# start of Material provided

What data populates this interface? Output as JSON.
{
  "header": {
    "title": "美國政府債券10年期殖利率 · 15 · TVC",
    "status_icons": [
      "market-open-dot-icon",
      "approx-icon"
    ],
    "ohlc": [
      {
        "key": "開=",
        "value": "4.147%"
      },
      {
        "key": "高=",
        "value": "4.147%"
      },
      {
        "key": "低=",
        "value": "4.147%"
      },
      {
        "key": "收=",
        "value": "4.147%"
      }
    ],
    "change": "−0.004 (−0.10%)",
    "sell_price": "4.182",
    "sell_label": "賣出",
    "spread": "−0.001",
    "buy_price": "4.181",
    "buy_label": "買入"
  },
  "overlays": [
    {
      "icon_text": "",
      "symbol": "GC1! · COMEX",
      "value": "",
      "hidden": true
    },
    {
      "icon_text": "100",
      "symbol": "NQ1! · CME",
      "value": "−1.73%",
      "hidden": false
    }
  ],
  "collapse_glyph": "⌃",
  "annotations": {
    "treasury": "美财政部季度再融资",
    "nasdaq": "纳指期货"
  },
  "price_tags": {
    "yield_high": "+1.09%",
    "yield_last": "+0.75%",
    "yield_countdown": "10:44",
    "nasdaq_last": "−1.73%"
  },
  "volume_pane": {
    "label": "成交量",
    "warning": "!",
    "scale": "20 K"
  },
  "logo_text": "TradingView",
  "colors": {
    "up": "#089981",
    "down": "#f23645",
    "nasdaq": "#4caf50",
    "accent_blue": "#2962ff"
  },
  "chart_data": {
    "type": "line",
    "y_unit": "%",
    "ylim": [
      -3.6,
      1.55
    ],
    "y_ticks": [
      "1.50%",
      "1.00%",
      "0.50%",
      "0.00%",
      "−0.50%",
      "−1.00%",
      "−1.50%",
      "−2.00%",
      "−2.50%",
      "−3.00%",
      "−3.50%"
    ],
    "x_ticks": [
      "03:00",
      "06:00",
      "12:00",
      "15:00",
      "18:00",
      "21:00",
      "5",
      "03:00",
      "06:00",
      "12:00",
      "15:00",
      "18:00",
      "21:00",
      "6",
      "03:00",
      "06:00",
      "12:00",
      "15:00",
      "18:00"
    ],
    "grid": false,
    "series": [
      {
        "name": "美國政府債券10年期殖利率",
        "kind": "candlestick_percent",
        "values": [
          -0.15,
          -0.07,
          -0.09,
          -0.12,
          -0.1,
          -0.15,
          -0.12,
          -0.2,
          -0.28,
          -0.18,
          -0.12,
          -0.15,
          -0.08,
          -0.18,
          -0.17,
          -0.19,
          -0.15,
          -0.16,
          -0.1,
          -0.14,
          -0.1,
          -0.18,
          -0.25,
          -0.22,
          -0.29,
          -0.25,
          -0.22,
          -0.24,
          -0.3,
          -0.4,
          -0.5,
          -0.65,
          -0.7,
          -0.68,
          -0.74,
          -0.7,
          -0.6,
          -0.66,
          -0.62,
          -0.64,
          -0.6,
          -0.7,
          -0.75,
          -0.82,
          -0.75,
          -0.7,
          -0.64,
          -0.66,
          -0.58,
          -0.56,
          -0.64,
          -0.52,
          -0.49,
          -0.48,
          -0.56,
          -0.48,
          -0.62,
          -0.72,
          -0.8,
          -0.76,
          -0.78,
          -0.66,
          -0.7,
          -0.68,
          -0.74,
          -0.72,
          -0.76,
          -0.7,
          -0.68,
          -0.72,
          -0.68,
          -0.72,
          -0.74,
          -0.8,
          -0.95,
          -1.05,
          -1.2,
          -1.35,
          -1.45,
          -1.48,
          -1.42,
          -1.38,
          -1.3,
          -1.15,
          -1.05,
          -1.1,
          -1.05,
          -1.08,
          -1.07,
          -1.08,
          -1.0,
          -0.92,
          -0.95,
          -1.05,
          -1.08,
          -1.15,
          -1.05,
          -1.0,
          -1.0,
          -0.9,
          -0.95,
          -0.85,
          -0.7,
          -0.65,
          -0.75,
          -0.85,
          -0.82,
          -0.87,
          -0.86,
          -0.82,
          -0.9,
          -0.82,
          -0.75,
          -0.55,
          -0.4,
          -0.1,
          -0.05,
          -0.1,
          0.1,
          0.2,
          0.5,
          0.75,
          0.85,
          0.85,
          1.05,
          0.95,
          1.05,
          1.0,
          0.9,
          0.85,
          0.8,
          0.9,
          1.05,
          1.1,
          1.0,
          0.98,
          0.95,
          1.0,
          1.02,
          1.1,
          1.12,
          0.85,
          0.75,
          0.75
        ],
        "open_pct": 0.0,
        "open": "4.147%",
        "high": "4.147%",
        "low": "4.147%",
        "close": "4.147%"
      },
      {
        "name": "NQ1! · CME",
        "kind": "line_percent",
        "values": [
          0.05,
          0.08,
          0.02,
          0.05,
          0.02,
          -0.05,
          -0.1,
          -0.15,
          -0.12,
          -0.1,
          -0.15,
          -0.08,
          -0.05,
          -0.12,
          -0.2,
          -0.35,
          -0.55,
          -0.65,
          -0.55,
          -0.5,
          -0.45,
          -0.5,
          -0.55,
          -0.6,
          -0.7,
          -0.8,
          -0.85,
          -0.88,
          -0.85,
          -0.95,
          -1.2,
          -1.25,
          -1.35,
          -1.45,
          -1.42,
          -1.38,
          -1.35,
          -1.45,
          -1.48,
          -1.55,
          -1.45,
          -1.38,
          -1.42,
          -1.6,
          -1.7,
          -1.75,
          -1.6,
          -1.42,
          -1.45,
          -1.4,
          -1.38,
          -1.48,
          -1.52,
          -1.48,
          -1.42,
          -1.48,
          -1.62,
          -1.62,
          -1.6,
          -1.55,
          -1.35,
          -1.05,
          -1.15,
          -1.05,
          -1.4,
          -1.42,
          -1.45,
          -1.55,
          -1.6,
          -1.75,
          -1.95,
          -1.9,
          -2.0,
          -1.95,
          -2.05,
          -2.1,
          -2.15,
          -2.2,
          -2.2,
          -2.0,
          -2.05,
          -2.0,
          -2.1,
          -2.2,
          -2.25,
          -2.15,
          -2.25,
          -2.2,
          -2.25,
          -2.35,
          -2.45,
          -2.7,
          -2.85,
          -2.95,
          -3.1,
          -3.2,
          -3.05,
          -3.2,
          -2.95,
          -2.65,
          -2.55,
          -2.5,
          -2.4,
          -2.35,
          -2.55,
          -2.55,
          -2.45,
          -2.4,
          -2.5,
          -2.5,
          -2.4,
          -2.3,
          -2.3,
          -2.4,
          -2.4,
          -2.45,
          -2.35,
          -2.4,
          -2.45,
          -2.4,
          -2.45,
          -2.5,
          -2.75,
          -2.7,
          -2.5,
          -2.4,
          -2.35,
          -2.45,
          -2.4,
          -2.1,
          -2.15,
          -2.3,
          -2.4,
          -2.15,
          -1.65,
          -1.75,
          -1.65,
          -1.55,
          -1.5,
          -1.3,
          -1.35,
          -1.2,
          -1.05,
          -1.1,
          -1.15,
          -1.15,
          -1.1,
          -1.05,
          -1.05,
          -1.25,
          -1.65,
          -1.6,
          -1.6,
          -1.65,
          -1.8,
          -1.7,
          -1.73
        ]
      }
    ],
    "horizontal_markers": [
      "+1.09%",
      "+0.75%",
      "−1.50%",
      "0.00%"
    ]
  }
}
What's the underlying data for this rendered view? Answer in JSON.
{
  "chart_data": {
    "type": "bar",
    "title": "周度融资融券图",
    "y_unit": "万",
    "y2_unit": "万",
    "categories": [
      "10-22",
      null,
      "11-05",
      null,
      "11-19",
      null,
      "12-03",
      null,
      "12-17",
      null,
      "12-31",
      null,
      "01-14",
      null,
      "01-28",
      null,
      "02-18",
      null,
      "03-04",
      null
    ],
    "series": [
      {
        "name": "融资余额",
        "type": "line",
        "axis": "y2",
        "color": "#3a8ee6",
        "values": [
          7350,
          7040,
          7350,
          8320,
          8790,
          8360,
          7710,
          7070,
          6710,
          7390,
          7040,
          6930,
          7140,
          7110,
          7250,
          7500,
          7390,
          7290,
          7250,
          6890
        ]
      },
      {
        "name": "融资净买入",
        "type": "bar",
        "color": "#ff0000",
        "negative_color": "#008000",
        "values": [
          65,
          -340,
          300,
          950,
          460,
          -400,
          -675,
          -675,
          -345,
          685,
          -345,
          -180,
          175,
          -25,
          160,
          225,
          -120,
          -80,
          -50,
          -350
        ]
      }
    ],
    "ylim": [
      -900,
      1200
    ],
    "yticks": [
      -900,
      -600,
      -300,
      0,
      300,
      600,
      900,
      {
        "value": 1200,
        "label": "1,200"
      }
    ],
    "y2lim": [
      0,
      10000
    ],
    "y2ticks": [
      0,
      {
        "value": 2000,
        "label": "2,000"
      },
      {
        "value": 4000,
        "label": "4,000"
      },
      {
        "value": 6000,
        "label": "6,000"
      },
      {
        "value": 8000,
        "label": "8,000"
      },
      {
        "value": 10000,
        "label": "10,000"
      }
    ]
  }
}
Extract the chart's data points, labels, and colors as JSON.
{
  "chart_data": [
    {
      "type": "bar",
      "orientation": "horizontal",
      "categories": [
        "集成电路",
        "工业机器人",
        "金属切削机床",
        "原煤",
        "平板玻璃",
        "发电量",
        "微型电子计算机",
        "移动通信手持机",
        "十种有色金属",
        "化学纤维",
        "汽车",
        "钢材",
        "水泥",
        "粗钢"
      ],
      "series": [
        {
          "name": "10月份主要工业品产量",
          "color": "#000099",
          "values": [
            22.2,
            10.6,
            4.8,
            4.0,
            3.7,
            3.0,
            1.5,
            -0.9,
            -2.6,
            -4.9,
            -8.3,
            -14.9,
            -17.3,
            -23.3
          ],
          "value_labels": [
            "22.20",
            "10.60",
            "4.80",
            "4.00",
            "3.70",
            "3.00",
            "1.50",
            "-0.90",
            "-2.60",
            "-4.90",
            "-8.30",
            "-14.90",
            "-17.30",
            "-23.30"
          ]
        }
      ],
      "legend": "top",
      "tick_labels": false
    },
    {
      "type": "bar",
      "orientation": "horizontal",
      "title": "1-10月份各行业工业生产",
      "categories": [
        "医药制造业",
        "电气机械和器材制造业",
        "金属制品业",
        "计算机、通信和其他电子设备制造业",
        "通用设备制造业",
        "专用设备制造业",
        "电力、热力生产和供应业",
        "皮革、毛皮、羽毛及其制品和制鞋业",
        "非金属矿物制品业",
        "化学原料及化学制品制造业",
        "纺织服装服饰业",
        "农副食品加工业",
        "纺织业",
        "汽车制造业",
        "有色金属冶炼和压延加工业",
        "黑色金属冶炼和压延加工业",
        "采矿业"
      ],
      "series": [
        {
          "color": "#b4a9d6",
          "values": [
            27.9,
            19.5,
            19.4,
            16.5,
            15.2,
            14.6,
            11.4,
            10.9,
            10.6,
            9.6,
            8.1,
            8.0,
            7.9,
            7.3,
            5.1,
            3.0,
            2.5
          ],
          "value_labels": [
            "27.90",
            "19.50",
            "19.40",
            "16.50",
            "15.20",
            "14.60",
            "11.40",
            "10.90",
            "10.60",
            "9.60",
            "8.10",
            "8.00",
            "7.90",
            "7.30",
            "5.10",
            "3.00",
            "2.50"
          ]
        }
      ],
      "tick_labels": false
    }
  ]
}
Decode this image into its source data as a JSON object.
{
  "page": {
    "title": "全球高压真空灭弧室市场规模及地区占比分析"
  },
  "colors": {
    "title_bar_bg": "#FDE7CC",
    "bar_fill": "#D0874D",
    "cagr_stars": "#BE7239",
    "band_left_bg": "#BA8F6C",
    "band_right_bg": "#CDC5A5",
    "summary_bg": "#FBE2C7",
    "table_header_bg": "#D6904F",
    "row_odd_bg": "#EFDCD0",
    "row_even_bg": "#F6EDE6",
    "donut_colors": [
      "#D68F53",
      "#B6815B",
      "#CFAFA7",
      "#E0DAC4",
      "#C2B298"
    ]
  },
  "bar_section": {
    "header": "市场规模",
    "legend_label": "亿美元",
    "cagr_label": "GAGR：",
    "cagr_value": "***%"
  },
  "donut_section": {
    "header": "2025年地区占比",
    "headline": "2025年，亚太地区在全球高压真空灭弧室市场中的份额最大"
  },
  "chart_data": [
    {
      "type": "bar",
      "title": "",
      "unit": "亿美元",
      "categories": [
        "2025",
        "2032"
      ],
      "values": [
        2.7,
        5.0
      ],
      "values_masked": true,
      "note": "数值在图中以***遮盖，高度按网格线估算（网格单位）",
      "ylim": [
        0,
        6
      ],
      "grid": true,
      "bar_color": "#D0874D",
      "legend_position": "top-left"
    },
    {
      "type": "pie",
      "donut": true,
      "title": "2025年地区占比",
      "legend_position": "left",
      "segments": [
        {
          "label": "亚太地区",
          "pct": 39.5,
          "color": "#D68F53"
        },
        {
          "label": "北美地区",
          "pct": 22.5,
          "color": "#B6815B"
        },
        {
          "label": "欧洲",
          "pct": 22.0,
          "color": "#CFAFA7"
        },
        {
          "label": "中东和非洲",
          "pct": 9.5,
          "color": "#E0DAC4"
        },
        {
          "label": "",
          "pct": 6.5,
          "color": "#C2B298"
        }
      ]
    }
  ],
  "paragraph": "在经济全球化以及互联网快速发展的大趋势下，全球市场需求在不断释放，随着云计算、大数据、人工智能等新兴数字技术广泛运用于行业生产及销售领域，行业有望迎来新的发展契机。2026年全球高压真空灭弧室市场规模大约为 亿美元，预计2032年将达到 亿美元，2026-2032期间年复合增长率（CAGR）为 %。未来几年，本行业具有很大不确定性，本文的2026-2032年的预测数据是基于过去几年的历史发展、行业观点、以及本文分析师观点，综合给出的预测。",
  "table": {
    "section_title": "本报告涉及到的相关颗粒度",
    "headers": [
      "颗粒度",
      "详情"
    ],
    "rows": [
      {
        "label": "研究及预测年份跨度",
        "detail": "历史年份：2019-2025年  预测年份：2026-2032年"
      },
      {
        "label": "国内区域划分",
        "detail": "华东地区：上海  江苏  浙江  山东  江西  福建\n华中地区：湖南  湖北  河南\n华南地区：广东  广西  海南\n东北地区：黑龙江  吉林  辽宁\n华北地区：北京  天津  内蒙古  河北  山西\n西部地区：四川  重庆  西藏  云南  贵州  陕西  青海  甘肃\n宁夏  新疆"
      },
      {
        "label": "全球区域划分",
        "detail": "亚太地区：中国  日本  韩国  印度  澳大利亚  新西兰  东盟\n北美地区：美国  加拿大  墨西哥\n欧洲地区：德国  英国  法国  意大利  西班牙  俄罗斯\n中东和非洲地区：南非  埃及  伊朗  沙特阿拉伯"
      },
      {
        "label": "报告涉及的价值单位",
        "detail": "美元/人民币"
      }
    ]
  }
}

# end of Material provided

» **Given instruction**: Search the listing for the word "kind" and return each line that holds it.

» **Finished answer**:
        "kind": "candlestick_percent",
        "kind": "line_percent",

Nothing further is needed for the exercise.